Render every line of the entries below as a Markdown table with two columns, Row and Line: Row holds a running number and Line holds the line itself. Omit blank lines.

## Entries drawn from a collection
╔══
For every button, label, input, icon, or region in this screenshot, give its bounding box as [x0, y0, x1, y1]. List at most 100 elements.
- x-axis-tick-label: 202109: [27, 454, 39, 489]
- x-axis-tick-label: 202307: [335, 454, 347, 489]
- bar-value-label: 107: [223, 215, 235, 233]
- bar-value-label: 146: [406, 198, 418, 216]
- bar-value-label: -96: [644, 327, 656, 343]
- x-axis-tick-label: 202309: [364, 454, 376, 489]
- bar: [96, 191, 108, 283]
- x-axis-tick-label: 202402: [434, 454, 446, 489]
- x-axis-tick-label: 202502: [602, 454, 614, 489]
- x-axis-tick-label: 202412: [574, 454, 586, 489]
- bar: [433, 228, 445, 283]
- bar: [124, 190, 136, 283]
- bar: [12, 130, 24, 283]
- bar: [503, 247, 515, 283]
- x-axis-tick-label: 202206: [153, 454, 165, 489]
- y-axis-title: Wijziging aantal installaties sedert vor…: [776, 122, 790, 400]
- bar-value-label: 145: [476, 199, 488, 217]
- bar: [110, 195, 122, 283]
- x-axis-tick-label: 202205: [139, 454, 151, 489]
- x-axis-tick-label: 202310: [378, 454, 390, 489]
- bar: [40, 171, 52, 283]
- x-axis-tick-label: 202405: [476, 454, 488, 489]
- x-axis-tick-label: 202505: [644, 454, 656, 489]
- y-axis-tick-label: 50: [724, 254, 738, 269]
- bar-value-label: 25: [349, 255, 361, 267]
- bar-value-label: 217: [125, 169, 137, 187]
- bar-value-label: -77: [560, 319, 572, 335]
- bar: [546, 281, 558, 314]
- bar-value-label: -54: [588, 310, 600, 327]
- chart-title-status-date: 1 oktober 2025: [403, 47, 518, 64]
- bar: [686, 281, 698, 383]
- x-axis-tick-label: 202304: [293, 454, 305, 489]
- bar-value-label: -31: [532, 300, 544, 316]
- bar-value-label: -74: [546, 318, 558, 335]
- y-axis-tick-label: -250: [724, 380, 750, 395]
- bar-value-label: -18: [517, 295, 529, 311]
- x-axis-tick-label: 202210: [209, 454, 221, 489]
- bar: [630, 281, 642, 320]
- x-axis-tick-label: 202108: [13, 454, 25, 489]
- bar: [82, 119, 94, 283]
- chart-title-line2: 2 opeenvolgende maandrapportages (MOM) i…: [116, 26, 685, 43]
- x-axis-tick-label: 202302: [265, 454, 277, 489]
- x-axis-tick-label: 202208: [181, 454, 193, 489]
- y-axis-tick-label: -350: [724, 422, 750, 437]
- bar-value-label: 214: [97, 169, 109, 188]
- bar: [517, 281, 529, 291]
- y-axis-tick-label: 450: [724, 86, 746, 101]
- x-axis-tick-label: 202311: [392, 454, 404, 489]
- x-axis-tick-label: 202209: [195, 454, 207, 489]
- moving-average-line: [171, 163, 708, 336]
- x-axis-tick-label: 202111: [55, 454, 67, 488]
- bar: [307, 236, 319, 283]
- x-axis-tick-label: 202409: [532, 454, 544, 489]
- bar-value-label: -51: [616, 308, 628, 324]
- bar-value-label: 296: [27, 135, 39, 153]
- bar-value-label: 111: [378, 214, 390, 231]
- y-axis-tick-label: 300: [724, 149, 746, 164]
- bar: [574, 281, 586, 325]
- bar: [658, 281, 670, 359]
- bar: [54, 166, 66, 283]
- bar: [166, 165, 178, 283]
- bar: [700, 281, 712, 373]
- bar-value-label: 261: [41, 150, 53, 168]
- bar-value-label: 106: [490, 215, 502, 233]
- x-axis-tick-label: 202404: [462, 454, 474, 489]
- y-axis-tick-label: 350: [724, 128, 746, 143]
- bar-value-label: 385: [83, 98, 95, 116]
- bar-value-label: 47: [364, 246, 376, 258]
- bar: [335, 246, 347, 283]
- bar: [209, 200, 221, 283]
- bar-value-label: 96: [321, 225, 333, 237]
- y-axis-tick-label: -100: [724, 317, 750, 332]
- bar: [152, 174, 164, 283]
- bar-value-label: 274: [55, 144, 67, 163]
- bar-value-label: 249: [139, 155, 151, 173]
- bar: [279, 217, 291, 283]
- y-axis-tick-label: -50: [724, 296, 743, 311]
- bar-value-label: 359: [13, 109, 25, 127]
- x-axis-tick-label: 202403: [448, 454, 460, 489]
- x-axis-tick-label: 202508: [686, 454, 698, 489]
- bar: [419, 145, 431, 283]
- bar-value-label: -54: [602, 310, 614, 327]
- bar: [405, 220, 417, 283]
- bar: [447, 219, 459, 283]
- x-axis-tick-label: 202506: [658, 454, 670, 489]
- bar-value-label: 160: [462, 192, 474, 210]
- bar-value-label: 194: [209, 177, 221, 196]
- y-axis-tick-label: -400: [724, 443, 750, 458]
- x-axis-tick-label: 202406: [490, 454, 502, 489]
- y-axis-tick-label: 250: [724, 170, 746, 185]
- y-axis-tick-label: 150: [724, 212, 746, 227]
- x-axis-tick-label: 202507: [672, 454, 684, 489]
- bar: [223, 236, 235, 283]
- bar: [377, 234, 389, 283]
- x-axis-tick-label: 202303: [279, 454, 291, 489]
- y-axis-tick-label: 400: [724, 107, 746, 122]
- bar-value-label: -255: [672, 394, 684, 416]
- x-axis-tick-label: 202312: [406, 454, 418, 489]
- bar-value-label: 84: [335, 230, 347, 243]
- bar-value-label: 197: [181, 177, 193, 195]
╚══
## Solution to the problem
| Row | Line |
|---|---|
| 1 | For every button, label, input, icon, or region in this screenshot, give its bounding box as [x0, y0, x1, y1]. List at most 100 elements. |
| 2 | - x-axis-tick-label: 202109: [27, 454, 39, 489] |
| 3 | - x-axis-tick-label: 202307: [335, 454, 347, 489] |
| 4 | - bar-value-label: 107: [223, 215, 235, 233] |
| 5 | - bar-value-label: 146: [406, 198, 418, 216] |
| 6 | - bar-value-label: -96: [644, 327, 656, 343] |
| 7 | - x-axis-tick-label: 202309: [364, 454, 376, 489] |
| 8 | - bar: [96, 191, 108, 283] |
| 9 | - x-axis-tick-label: 202402: [434, 454, 446, 489] |
| 10 | - x-axis-tick-label: 202502: [602, 454, 614, 489] |
| 11 | - x-axis-tick-label: 202412: [574, 454, 586, 489] |
| 12 | - bar: [433, 228, 445, 283] |
| 13 | - bar: [124, 190, 136, 283] |
| 14 | - bar: [12, 130, 24, 283] |
| 15 | - bar: [503, 247, 515, 283] |
| 16 | - x-axis-tick-label: 202206: [153, 454, 165, 489] |
| 17 | - y-axis-title: Wijziging aantal installaties sedert vor…: [776, 122, 790, 400] |
| 18 | - bar-value-label: 145: [476, 199, 488, 217] |
| 19 | - bar: [110, 195, 122, 283] |
| 20 | - x-axis-tick-label: 202205: [139, 454, 151, 489] |
| 21 | - x-axis-tick-label: 202310: [378, 454, 390, 489] |
| 22 | - bar: [40, 171, 52, 283] |
| 23 | - x-axis-tick-label: 202405: [476, 454, 488, 489] |
| 24 | - x-axis-tick-label: 202505: [644, 454, 656, 489] |
| 25 | - y-axis-tick-label: 50: [724, 254, 738, 269] |
| 26 | - bar-value-label: 25: [349, 255, 361, 267] |
| 27 | - bar-value-label: 217: [125, 169, 137, 187] |
| 28 | - bar-value-label: -77: [560, 319, 572, 335] |
| 29 | - bar: [546, 281, 558, 314] |
| 30 | - bar-value-label: -54: [588, 310, 600, 327] |
| 31 | - chart-title-status-date: 1 oktober 2025: [403, 47, 518, 64] |
| 32 | - bar: [686, 281, 698, 383] |
| 33 | - x-axis-tick-label: 202304: [293, 454, 305, 489] |
| 34 | - bar-value-label: -31: [532, 300, 544, 316] |
| 35 | - bar-value-label: -74: [546, 318, 558, 335] |
| 36 | - y-axis-tick-label: -250: [724, 380, 750, 395] |
| 37 | - bar-value-label: -18: [517, 295, 529, 311] |
| 38 | - x-axis-tick-label: 202210: [209, 454, 221, 489] |
| 39 | - bar: [630, 281, 642, 320] |
| 40 | - x-axis-tick-label: 202108: [13, 454, 25, 489] |
| 41 | - bar: [82, 119, 94, 283] |
| 42 | - chart-title-line2: 2 opeenvolgende maandrapportages (MOM) i…: [116, 26, 685, 43] |
| 43 | - x-axis-tick-label: 202302: [265, 454, 277, 489] |
| 44 | - x-axis-tick-label: 202208: [181, 454, 193, 489] |
| 45 | - y-axis-tick-label: -350: [724, 422, 750, 437] |
| 46 | - bar-value-label: 214: [97, 169, 109, 188] |
| 47 | - bar: [517, 281, 529, 291] |
| 48 | - y-axis-tick-label: 450: [724, 86, 746, 101] |
| 49 | - x-axis-tick-label: 202311: [392, 454, 404, 489] |
| 50 | - x-axis-tick-label: 202209: [195, 454, 207, 489] |
| 51 | - moving-average-line: [171, 163, 708, 336] |
| 52 | - x-axis-tick-label: 202111: [55, 454, 67, 488] |
| 53 | - bar: [307, 236, 319, 283] |
| 54 | - x-axis-tick-label: 202409: [532, 454, 544, 489] |
| 55 | - bar-value-label: -51: [616, 308, 628, 324] |
| 56 | - bar-value-label: 296: [27, 135, 39, 153] |
| 57 | - bar-value-label: 111: [378, 214, 390, 231] |
| 58 | - y-axis-tick-label: 300: [724, 149, 746, 164] |
| 59 | - bar: [574, 281, 586, 325] |
| 60 | - bar: [658, 281, 670, 359] |
| 61 | - bar: [54, 166, 66, 283] |
| 62 | - bar: [166, 165, 178, 283] |
| 63 | - bar: [700, 281, 712, 373] |
| 64 | - bar-value-label: 261: [41, 150, 53, 168] |
| 65 | - bar-value-label: 106: [490, 215, 502, 233] |
| 66 | - x-axis-tick-label: 202404: [462, 454, 474, 489] |
| 67 | - y-axis-tick-label: 350: [724, 128, 746, 143] |
| 68 | - bar-value-label: 385: [83, 98, 95, 116] |
| 69 | - bar-value-label: 47: [364, 246, 376, 258] |
| 70 | - bar: [335, 246, 347, 283] |
| 71 | - bar: [209, 200, 221, 283] |
| 72 | - bar-value-label: 96: [321, 225, 333, 237] |
| 73 | - y-axis-tick-label: -100: [724, 317, 750, 332] |
| 74 | - bar: [152, 174, 164, 283] |
| 75 | - bar-value-label: 274: [55, 144, 67, 163] |
| 76 | - bar-value-label: 249: [139, 155, 151, 173] |
| 77 | - bar: [279, 217, 291, 283] |
| 78 | - y-axis-tick-label: -50: [724, 296, 743, 311] |
| 79 | - bar-value-label: 359: [13, 109, 25, 127] |
| 80 | - x-axis-tick-label: 202403: [448, 454, 460, 489] |
| 81 | - x-axis-tick-label: 202508: [686, 454, 698, 489] |
| 82 | - bar: [419, 145, 431, 283] |
| 83 | - bar-value-label: -54: [602, 310, 614, 327] |
| 84 | - bar: [405, 220, 417, 283] |
| 85 | - bar: [447, 219, 459, 283] |
| 86 | - x-axis-tick-label: 202506: [658, 454, 670, 489] |
| 87 | - bar-value-label: 160: [462, 192, 474, 210] |
| 88 | - bar-value-label: 194: [209, 177, 221, 196] |
| 89 | - y-axis-tick-label: -400: [724, 443, 750, 458] |
| 90 | - x-axis-tick-label: 202406: [490, 454, 502, 489] |
| 91 | - y-axis-tick-label: 250: [724, 170, 746, 185] |
| 92 | - y-axis-tick-label: 150: [724, 212, 746, 227] |
| 93 | - x-axis-tick-label: 202507: [672, 454, 684, 489] |
| 94 | - bar: [223, 236, 235, 283] |
| 95 | - bar: [377, 234, 389, 283] |
| 96 | - x-axis-tick-label: 202303: [279, 454, 291, 489] |
| 97 | - y-axis-tick-label: 400: [724, 107, 746, 122] |
| 98 | - bar-value-label: -255: [672, 394, 684, 416] |
| 99 | - x-axis-tick-label: 202312: [406, 454, 418, 489] |
| 100 | - bar-value-label: 84: [335, 230, 347, 243] |
| 101 | - bar-value-label: 197: [181, 177, 193, 195] |